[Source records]
........
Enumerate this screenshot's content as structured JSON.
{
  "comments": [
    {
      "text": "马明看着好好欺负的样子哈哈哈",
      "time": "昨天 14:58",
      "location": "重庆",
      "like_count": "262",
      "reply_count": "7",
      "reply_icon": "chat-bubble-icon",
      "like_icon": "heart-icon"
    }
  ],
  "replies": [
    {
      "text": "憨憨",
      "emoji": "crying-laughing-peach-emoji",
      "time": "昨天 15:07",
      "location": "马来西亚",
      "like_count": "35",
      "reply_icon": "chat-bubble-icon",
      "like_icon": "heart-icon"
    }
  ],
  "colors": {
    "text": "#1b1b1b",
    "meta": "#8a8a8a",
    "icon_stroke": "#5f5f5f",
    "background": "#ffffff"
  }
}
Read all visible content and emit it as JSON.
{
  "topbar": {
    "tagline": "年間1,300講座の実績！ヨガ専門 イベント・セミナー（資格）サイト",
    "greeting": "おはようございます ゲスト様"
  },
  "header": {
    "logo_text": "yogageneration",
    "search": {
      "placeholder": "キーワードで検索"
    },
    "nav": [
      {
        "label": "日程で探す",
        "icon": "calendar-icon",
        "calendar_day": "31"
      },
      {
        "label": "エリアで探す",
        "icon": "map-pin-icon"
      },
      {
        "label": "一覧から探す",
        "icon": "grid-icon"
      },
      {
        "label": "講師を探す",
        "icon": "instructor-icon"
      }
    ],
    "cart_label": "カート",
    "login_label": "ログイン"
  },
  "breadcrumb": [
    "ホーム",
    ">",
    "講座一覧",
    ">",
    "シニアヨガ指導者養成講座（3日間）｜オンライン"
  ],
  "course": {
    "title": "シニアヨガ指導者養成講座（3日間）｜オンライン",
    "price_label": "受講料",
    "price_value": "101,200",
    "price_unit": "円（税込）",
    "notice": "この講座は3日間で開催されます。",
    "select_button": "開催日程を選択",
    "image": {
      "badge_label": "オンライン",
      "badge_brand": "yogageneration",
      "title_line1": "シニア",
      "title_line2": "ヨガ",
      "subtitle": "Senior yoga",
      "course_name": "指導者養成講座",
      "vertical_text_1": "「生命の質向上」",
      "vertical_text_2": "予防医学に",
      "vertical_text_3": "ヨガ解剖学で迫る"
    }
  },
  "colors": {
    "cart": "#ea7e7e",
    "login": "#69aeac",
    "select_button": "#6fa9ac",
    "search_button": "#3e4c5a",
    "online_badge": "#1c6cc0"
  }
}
........
What is needed: All of the lines above need to be given again exactly.

Written response:
Enumerate this screenshot's content as structured JSON.
{
  "comments": [
    {
      "text": "马明看着好好欺负的样子哈哈哈",
      "time": "昨天 14:58",
      "location": "重庆",
      "like_count": "262",
      "reply_count": "7",
      "reply_icon": "chat-bubble-icon",
      "like_icon": "heart-icon"
    }
  ],
  "replies": [
    {
      "text": "憨憨",
      "emoji": "crying-laughing-peach-emoji",
      "time": "昨天 15:07",
      "location": "马来西亚",
      "like_count": "35",
      "reply_icon": "chat-bubble-icon",
      "like_icon": "heart-icon"
    }
  ],
  "colors": {
    "text": "#1b1b1b",
    "meta": "#8a8a8a",
    "icon_stroke": "#5f5f5f",
    "background": "#ffffff"
  }
}
Read all visible content and emit it as JSON.
{
  "topbar": {
    "tagline": "年間1,300講座の実績！ヨガ専門 イベント・セミナー（資格）サイト",
    "greeting": "おはようございます ゲスト様"
  },
  "header": {
    "logo_text": "yogageneration",
    "search": {
      "placeholder": "キーワードで検索"
    },
    "nav": [
      {
        "label": "日程で探す",
        "icon": "calendar-icon",
        "calendar_day": "31"
      },
      {
        "label": "エリアで探す",
        "icon": "map-pin-icon"
      },
      {
        "label": "一覧から探す",
        "icon": "grid-icon"
      },
      {
        "label": "講師を探す",
        "icon": "instructor-icon"
      }
    ],
    "cart_label": "カート",
    "login_label": "ログイン"
  },
  "breadcrumb": [
    "ホーム",
    ">",
    "講座一覧",
    ">",
    "シニアヨガ指導者養成講座（3日間）｜オンライン"
  ],
  "course": {
    "title": "シニアヨガ指導者養成講座（3日間）｜オンライン",
    "price_label": "受講料",
    "price_value": "101,200",
    "price_unit": "円（税込）",
    "notice": "この講座は3日間で開催されます。",
    "select_button": "開催日程を選択",
    "image": {
      "badge_label": "オンライン",
      "badge_brand": "yogageneration",
      "title_line1": "シニア",
      "title_line2": "ヨガ",
      "subtitle": "Senior yoga",
      "course_name": "指導者養成講座",
      "vertical_text_1": "「生命の質向上」",
      "vertical_text_2": "予防医学に",
      "vertical_text_3": "ヨガ解剖学で迫る"
    }
  },
  "colors": {
    "cart": "#ea7e7e",
    "login": "#69aeac",
    "select_button": "#6fa9ac",
    "search_button": "#3e4c5a",
    "online_badge": "#1c6cc0"
  }
}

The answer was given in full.